══ LISTED RECORDS ══

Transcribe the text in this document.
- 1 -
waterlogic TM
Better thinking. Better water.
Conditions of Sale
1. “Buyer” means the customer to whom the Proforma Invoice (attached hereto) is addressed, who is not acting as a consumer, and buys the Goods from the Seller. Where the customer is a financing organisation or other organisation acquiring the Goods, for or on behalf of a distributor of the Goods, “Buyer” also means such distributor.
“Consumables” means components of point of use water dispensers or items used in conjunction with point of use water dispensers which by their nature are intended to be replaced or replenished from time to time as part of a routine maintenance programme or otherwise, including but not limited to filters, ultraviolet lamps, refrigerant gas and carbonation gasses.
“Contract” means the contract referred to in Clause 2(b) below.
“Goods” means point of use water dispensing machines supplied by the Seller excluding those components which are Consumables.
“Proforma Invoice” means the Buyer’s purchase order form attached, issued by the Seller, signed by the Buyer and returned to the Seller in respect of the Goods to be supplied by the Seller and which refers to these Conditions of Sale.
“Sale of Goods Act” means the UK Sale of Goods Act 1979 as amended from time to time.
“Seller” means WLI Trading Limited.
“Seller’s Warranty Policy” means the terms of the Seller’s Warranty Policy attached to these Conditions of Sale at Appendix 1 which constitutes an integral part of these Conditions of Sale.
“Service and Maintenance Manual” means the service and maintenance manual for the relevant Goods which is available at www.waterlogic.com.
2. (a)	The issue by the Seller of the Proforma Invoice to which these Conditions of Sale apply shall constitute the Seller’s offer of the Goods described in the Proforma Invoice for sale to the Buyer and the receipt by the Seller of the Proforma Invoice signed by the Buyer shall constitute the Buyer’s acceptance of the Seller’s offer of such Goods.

═══

> YOUR INSTRUCTIONS:
Check each line of the records for the word "waterlogic" and extract those that contain it.

> CORRECT ANSWER:
waterlogic TM
“Service and Maintenance Manual” means the service and maintenance manual for the relevant Goods which is available at www.waterlogic.com.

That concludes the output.